• **Set exercise**
Quote the records that follow in full and exactly; leave out the pictures.

-- Start --

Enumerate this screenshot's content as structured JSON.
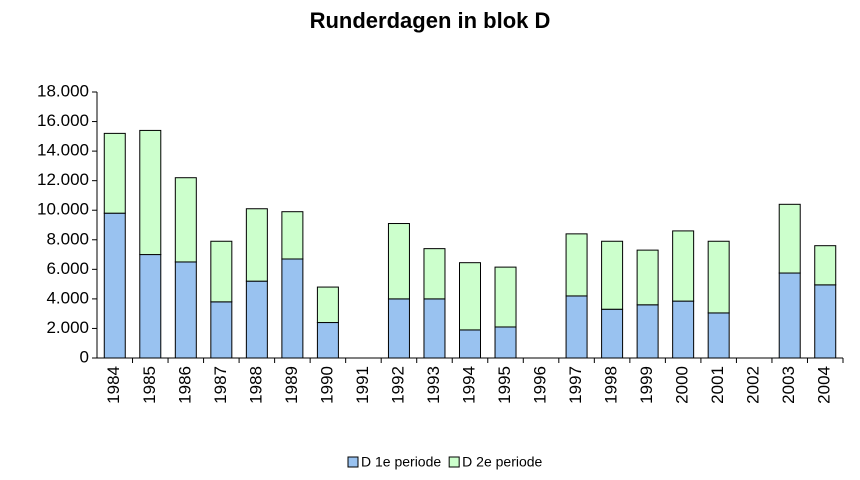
{
  "chart_data": {
    "type": "stacked_bar",
    "title": "Runderdagen in blok D",
    "categories": [
      "1984",
      "1985",
      "1986",
      "1987",
      "1988",
      "1989",
      "1990",
      "1991",
      "1992",
      "1993",
      "1994",
      "1995",
      "1996",
      "1997",
      "1998",
      "1999",
      "2000",
      "2001",
      "2002",
      "2003",
      "2004"
    ],
    "series": [
      {
        "name": "D 1e periode",
        "color": "#99c2f0",
        "values": [
          9800,
          7000,
          6500,
          3800,
          5200,
          6700,
          2400,
          null,
          4000,
          4000,
          1900,
          2100,
          null,
          4200,
          3300,
          3600,
          3850,
          3050,
          null,
          5750,
          4950
        ]
      },
      {
        "name": "D 2e periode",
        "color": "#ccffcc",
        "values": [
          5400,
          8400,
          5700,
          4100,
          4900,
          3200,
          2400,
          null,
          5100,
          3400,
          4550,
          4050,
          null,
          4200,
          4600,
          3700,
          4750,
          4850,
          null,
          4650,
          2650
        ]
      }
    ],
    "ylim": [
      0,
      18000
    ],
    "yticks": [
      0,
      {
        "value": 2000,
        "label": "2.000"
      },
      {
        "value": 4000,
        "label": "4.000"
      },
      {
        "value": 6000,
        "label": "6.000"
      },
      {
        "value": 8000,
        "label": "8.000"
      },
      {
        "value": 10000,
        "label": "10.000"
      },
      {
        "value": 12000,
        "label": "12.000"
      },
      {
        "value": 14000,
        "label": "14.000"
      },
      {
        "value": 16000,
        "label": "16.000"
      },
      {
        "value": 18000,
        "label": "18.000"
      }
    ],
    "grid": false,
    "legend": "bottom"
  }
}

-- End --

• **Worked solution**
Enumerate this screenshot's content as structured JSON.
{
  "chart_data": {
    "type": "stacked_bar",
    "title": "Runderdagen in blok D",
    "categories": [
      "1984",
      "1985",
      "1986",
      "1987",
      "1988",
      "1989",
      "1990",
      "1991",
      "1992",
      "1993",
      "1994",
      "1995",
      "1996",
      "1997",
      "1998",
      "1999",
      "2000",
      "2001",
      "2002",
      "2003",
      "2004"
    ],
    "series": [
      {
        "name": "D 1e periode",
        "color": "#99c2f0",
        "values": [
          9800,
          7000,
          6500,
          3800,
          5200,
          6700,
          2400,
          null,
          4000,
          4000,
          1900,
          2100,
          null,
          4200,
          3300,
          3600,
          3850,
          3050,
          null,
          5750,
          4950
        ]
      },
      {
        "name": "D 2e periode",
        "color": "#ccffcc",
        "values": [
          5400,
          8400,
          5700,
          4100,
          4900,
          3200,
          2400,
          null,
          5100,
          3400,
          4550,
          4050,
          null,
          4200,
          4600,
          3700,
          4750,
          4850,
          null,
          4650,
          2650
        ]
      }
    ],
    "ylim": [
      0,
      18000
    ],
    "yticks": [
      0,
      {
        "value": 2000,
        "label": "2.000"
      },
      {
        "value": 4000,
        "label": "4.000"
      },
      {
        "value": 6000,
        "label": "6.000"
      },
      {
        "value": 8000,
        "label": "8.000"
      },
      {
        "value": 10000,
        "label": "10.000"
      },
      {
        "value": 12000,
        "label": "12.000"
      },
      {
        "value": 14000,
        "label": "14.000"
      },
      {
        "value": 16000,
        "label": "16.000"
      },
      {
        "value": 18000,
        "label": "18.000"
      }
    ],
    "grid": false,
    "legend": "bottom"
  }
}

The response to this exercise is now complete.